Each entry needs to be restated exactly as written.
+++ Data supplied
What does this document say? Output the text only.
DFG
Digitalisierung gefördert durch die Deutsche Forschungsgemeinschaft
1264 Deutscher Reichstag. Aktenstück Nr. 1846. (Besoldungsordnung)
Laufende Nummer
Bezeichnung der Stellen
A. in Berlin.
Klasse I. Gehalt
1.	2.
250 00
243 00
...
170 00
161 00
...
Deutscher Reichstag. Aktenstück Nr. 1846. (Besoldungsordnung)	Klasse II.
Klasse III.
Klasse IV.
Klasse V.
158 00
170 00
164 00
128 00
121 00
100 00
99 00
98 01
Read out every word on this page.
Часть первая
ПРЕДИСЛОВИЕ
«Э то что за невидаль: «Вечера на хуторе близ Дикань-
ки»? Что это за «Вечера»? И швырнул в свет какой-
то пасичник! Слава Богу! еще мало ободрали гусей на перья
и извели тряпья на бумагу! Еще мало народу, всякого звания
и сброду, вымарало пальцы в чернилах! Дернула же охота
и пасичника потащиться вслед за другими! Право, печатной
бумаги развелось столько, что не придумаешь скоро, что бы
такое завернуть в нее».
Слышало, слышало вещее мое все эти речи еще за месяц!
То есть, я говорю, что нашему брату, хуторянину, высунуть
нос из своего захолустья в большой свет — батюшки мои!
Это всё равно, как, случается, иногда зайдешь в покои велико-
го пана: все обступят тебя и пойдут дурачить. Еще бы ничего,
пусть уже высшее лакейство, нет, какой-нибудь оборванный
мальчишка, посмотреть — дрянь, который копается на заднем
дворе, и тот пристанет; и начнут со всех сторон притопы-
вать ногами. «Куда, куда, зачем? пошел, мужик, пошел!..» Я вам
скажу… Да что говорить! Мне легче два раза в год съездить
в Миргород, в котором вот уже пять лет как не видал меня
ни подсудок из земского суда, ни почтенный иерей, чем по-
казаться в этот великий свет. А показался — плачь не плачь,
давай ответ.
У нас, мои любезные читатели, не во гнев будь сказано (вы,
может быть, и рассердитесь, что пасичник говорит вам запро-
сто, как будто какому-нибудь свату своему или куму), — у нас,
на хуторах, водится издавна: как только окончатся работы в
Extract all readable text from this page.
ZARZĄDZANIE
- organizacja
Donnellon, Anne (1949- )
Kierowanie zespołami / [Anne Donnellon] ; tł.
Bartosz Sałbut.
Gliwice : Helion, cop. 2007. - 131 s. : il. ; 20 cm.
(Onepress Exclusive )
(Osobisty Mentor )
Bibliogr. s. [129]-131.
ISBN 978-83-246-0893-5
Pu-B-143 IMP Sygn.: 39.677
++++++
### In response
What does this document say? Output the text only.
DFG
Digitalisierung gefördert durch die Deutsche Forschungsgemeinschaft
1264 Deutscher Reichstag. Aktenstück Nr. 1846. (Besoldungsordnung)
Laufende Nummer
Bezeichnung der Stellen
A. in Berlin.
Klasse I. Gehalt
1.	2.
250 00
243 00
...
170 00
161 00
...
Deutscher Reichstag. Aktenstück Nr. 1846. (Besoldungsordnung)	Klasse II.
Klasse III.
Klasse IV.
Klasse V.
158 00
170 00
164 00
128 00
121 00
100 00
99 00
98 01
Read out every word on this page.
Часть первая
ПРЕДИСЛОВИЕ
«Э то что за невидаль: «Вечера на хуторе близ Дикань-
ки»? Что это за «Вечера»? И швырнул в свет какой-
то пасичник! Слава Богу! еще мало ободрали гусей на перья
и извели тряпья на бумагу! Еще мало народу, всякого звания
и сброду, вымарало пальцы в чернилах! Дернула же охота
и пасичника потащиться вслед за другими! Право, печатной
бумаги развелось столько, что не придумаешь скоро, что бы
такое завернуть в нее».
Слышало, слышало вещее мое все эти речи еще за месяц!
То есть, я говорю, что нашему брату, хуторянину, высунуть
нос из своего захолустья в большой свет — батюшки мои!
Это всё равно, как, случается, иногда зайдешь в покои велико-
го пана: все обступят тебя и пойдут дурачить. Еще бы ничего,
пусть уже высшее лакейство, нет, какой-нибудь оборванный
мальчишка, посмотреть — дрянь, который копается на заднем
дворе, и тот пристанет; и начнут со всех сторон притопы-
вать ногами. «Куда, куда, зачем? пошел, мужик, пошел!..» Я вам
скажу… Да что говорить! Мне легче два раза в год съездить
в Миргород, в котором вот уже пять лет как не видал меня
ни подсудок из земского суда, ни почтенный иерей, чем по-
казаться в этот великий свет. А показался — плачь не плачь,
давай ответ.
У нас, мои любезные читатели, не во гнев будь сказано (вы,
может быть, и рассердитесь, что пасичник говорит вам запро-
сто, как будто какому-нибудь свату своему или куму), — у нас,
на хуторах, водится издавна: как только окончатся работы в
Extract all readable text from this page.
ZARZĄDZANIE
- organizacja
Donnellon, Anne (1949- )
Kierowanie zespołami / [Anne Donnellon] ; tł.
Bartosz Sałbut.
Gliwice : Helion, cop. 2007. - 131 s. : il. ; 20 cm.
(Onepress Exclusive )
(Osobisty Mentor )
Bibliogr. s. [129]-131.
ISBN 978-83-246-0893-5
Pu-B-143 IMP Sygn.: 39.677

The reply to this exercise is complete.